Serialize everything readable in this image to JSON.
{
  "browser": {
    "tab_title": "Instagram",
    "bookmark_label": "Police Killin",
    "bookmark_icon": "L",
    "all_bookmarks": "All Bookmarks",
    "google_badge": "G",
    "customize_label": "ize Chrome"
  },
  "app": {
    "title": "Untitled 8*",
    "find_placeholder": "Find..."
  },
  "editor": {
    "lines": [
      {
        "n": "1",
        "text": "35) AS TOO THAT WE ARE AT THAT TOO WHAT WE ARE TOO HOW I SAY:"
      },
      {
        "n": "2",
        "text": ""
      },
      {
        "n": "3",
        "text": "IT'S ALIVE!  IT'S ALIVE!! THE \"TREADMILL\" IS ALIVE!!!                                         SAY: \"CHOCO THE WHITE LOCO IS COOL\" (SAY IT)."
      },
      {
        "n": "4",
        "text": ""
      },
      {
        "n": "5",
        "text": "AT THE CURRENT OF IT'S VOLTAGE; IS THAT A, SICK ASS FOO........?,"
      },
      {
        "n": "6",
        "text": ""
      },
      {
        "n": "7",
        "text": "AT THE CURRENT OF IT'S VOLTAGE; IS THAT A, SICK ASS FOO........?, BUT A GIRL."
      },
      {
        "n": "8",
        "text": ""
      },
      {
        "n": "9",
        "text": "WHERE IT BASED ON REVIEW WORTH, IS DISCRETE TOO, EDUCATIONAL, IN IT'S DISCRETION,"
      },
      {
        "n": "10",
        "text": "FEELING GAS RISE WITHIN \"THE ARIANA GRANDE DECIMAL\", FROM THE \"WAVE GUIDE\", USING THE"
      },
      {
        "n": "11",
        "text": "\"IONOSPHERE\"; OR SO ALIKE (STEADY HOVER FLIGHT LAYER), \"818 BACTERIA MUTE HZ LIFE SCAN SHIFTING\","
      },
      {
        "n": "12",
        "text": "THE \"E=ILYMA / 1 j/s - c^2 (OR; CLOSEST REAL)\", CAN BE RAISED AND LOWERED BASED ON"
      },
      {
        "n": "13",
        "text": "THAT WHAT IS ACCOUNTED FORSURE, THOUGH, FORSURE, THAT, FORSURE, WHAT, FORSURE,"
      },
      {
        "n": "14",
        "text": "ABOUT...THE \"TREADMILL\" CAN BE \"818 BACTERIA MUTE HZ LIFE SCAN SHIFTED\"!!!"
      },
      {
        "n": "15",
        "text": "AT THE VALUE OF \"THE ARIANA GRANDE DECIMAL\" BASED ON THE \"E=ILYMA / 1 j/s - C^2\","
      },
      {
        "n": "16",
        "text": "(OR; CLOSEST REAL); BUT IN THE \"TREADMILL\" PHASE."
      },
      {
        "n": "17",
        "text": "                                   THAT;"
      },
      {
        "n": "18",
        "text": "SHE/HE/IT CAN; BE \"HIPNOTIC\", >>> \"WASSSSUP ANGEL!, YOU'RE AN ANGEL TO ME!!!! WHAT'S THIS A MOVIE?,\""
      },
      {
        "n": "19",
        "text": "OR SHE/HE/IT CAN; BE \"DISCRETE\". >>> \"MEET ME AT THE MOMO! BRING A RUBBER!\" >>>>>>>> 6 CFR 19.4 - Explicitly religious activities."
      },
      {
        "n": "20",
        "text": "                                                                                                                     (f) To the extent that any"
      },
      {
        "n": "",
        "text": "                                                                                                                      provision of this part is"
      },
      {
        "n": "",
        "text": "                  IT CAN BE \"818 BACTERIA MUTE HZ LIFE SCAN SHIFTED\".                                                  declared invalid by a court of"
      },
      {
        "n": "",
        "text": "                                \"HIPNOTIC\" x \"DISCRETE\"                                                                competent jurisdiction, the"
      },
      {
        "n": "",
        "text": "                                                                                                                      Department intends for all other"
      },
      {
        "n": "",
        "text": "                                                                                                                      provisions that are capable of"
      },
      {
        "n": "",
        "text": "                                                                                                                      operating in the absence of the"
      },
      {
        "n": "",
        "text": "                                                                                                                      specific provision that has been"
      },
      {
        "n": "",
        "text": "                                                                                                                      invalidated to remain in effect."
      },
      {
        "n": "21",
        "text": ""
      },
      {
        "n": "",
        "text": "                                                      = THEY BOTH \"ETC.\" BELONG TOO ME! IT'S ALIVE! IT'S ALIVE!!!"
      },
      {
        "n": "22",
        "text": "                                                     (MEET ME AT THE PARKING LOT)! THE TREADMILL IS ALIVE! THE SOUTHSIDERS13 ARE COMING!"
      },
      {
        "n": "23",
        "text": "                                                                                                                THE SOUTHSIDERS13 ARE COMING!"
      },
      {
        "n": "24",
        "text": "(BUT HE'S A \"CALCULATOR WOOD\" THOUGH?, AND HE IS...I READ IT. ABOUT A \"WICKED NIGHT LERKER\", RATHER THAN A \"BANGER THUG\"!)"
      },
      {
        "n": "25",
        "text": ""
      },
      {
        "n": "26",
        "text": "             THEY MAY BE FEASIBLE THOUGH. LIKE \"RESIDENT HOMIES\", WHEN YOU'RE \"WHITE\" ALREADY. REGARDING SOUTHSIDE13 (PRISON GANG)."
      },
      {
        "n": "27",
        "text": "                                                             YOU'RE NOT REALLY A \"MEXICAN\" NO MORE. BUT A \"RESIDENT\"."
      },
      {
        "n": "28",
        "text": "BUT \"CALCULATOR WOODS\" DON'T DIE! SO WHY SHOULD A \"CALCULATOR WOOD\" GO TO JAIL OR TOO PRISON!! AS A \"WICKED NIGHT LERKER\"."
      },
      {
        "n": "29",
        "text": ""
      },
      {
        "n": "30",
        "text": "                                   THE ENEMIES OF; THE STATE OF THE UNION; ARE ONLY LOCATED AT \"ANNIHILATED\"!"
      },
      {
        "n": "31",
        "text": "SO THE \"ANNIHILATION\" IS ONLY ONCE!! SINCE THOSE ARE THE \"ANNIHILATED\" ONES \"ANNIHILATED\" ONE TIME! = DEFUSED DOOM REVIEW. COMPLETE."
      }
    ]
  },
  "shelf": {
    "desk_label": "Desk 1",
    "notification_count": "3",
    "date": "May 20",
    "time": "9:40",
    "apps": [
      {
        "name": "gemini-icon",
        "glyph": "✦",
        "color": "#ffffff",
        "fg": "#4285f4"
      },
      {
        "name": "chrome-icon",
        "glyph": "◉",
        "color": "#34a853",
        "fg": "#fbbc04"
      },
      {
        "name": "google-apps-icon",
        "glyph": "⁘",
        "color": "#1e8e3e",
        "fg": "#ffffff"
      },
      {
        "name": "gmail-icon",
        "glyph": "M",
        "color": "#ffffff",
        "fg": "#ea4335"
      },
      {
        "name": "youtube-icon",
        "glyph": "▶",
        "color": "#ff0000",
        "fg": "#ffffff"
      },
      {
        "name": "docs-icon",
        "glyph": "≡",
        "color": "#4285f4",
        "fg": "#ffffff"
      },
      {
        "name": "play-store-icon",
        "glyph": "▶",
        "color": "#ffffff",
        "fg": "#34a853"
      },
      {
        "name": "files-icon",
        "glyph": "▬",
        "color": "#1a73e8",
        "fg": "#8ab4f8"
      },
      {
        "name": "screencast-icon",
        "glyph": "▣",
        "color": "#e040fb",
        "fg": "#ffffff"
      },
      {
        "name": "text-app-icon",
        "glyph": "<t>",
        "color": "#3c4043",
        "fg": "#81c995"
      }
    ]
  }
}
::::::::::
§ **WHAT THIS TASK INVOLVES**
Give all the lines above again, exactly.

§ **SOLVED PROBLEM**
Serialize everything readable in this image to JSON.
{
  "browser": {
    "tab_title": "Instagram",
    "bookmark_label": "Police Killin",
    "bookmark_icon": "L",
    "all_bookmarks": "All Bookmarks",
    "google_badge": "G",
    "customize_label": "ize Chrome"
  },
  "app": {
    "title": "Untitled 8*",
    "find_placeholder": "Find..."
  },
  "editor": {
    "lines": [
      {
        "n": "1",
        "text": "35) AS TOO THAT WE ARE AT THAT TOO WHAT WE ARE TOO HOW I SAY:"
      },
      {
        "n": "2",
        "text": ""
      },
      {
        "n": "3",
        "text": "IT'S ALIVE!  IT'S ALIVE!! THE \"TREADMILL\" IS ALIVE!!!                                         SAY: \"CHOCO THE WHITE LOCO IS COOL\" (SAY IT)."
      },
      {
        "n": "4",
        "text": ""
      },
      {
        "n": "5",
        "text": "AT THE CURRENT OF IT'S VOLTAGE; IS THAT A, SICK ASS FOO........?,"
      },
      {
        "n": "6",
        "text": ""
      },
      {
        "n": "7",
        "text": "AT THE CURRENT OF IT'S VOLTAGE; IS THAT A, SICK ASS FOO........?, BUT A GIRL."
      },
      {
        "n": "8",
        "text": ""
      },
      {
        "n": "9",
        "text": "WHERE IT BASED ON REVIEW WORTH, IS DISCRETE TOO, EDUCATIONAL, IN IT'S DISCRETION,"
      },
      {
        "n": "10",
        "text": "FEELING GAS RISE WITHIN \"THE ARIANA GRANDE DECIMAL\", FROM THE \"WAVE GUIDE\", USING THE"
      },
      {
        "n": "11",
        "text": "\"IONOSPHERE\"; OR SO ALIKE (STEADY HOVER FLIGHT LAYER), \"818 BACTERIA MUTE HZ LIFE SCAN SHIFTING\","
      },
      {
        "n": "12",
        "text": "THE \"E=ILYMA / 1 j/s - c^2 (OR; CLOSEST REAL)\", CAN BE RAISED AND LOWERED BASED ON"
      },
      {
        "n": "13",
        "text": "THAT WHAT IS ACCOUNTED FORSURE, THOUGH, FORSURE, THAT, FORSURE, WHAT, FORSURE,"
      },
      {
        "n": "14",
        "text": "ABOUT...THE \"TREADMILL\" CAN BE \"818 BACTERIA MUTE HZ LIFE SCAN SHIFTED\"!!!"
      },
      {
        "n": "15",
        "text": "AT THE VALUE OF \"THE ARIANA GRANDE DECIMAL\" BASED ON THE \"E=ILYMA / 1 j/s - C^2\","
      },
      {
        "n": "16",
        "text": "(OR; CLOSEST REAL); BUT IN THE \"TREADMILL\" PHASE."
      },
      {
        "n": "17",
        "text": "                                   THAT;"
      },
      {
        "n": "18",
        "text": "SHE/HE/IT CAN; BE \"HIPNOTIC\", >>> \"WASSSSUP ANGEL!, YOU'RE AN ANGEL TO ME!!!! WHAT'S THIS A MOVIE?,\""
      },
      {
        "n": "19",
        "text": "OR SHE/HE/IT CAN; BE \"DISCRETE\". >>> \"MEET ME AT THE MOMO! BRING A RUBBER!\" >>>>>>>> 6 CFR 19.4 - Explicitly religious activities."
      },
      {
        "n": "20",
        "text": "                                                                                                                     (f) To the extent that any"
      },
      {
        "n": "",
        "text": "                                                                                                                      provision of this part is"
      },
      {
        "n": "",
        "text": "                  IT CAN BE \"818 BACTERIA MUTE HZ LIFE SCAN SHIFTED\".                                                  declared invalid by a court of"
      },
      {
        "n": "",
        "text": "                                \"HIPNOTIC\" x \"DISCRETE\"                                                                competent jurisdiction, the"
      },
      {
        "n": "",
        "text": "                                                                                                                      Department intends for all other"
      },
      {
        "n": "",
        "text": "                                                                                                                      provisions that are capable of"
      },
      {
        "n": "",
        "text": "                                                                                                                      operating in the absence of the"
      },
      {
        "n": "",
        "text": "                                                                                                                      specific provision that has been"
      },
      {
        "n": "",
        "text": "                                                                                                                      invalidated to remain in effect."
      },
      {
        "n": "21",
        "text": ""
      },
      {
        "n": "",
        "text": "                                                      = THEY BOTH \"ETC.\" BELONG TOO ME! IT'S ALIVE! IT'S ALIVE!!!"
      },
      {
        "n": "22",
        "text": "                                                     (MEET ME AT THE PARKING LOT)! THE TREADMILL IS ALIVE! THE SOUTHSIDERS13 ARE COMING!"
      },
      {
        "n": "23",
        "text": "                                                                                                                THE SOUTHSIDERS13 ARE COMING!"
      },
      {
        "n": "24",
        "text": "(BUT HE'S A \"CALCULATOR WOOD\" THOUGH?, AND HE IS...I READ IT. ABOUT A \"WICKED NIGHT LERKER\", RATHER THAN A \"BANGER THUG\"!)"
      },
      {
        "n": "25",
        "text": ""
      },
      {
        "n": "26",
        "text": "             THEY MAY BE FEASIBLE THOUGH. LIKE \"RESIDENT HOMIES\", WHEN YOU'RE \"WHITE\" ALREADY. REGARDING SOUTHSIDE13 (PRISON GANG)."
      },
      {
        "n": "27",
        "text": "                                                             YOU'RE NOT REALLY A \"MEXICAN\" NO MORE. BUT A \"RESIDENT\"."
      },
      {
        "n": "28",
        "text": "BUT \"CALCULATOR WOODS\" DON'T DIE! SO WHY SHOULD A \"CALCULATOR WOOD\" GO TO JAIL OR TOO PRISON!! AS A \"WICKED NIGHT LERKER\"."
      },
      {
        "n": "29",
        "text": ""
      },
      {
        "n": "30",
        "text": "                                   THE ENEMIES OF; THE STATE OF THE UNION; ARE ONLY LOCATED AT \"ANNIHILATED\"!"
      },
      {
        "n": "31",
        "text": "SO THE \"ANNIHILATION\" IS ONLY ONCE!! SINCE THOSE ARE THE \"ANNIHILATED\" ONES \"ANNIHILATED\" ONE TIME! = DEFUSED DOOM REVIEW. COMPLETE."
      }
    ]
  },
  "shelf": {
    "desk_label": "Desk 1",
    "notification_count": "3",
    "date": "May 20",
    "time": "9:40",
    "apps": [
      {
        "name": "gemini-icon",
        "glyph": "✦",
        "color": "#ffffff",
        "fg": "#4285f4"
      },
      {
        "name": "chrome-icon",
        "glyph": "◉",
        "color": "#34a853",
        "fg": "#fbbc04"
      },
      {
        "name": "google-apps-icon",
        "glyph": "⁘",
        "color": "#1e8e3e",
        "fg": "#ffffff"
      },
      {
        "name": "gmail-icon",
        "glyph": "M",
        "color": "#ffffff",
        "fg": "#ea4335"
      },
      {
        "name": "youtube-icon",
        "glyph": "▶",
        "color": "#ff0000",
        "fg": "#ffffff"
      },
      {
        "name": "docs-icon",
        "glyph": "≡",
        "color": "#4285f4",
        "fg": "#ffffff"
      },
      {
        "name": "play-store-icon",
        "glyph": "▶",
        "color": "#ffffff",
        "fg": "#34a853"
      },
      {
        "name": "files-icon",
        "glyph": "▬",
        "color": "#1a73e8",
        "fg": "#8ab4f8"
      },
      {
        "name": "screencast-icon",
        "glyph": "▣",
        "color": "#e040fb",
        "fg": "#ffffff"
      },
      {
        "name": "text-app-icon",
        "glyph": "<t>",
        "color": "#3c4043",
        "fg": "#81c995"
      }
    ]
  }
}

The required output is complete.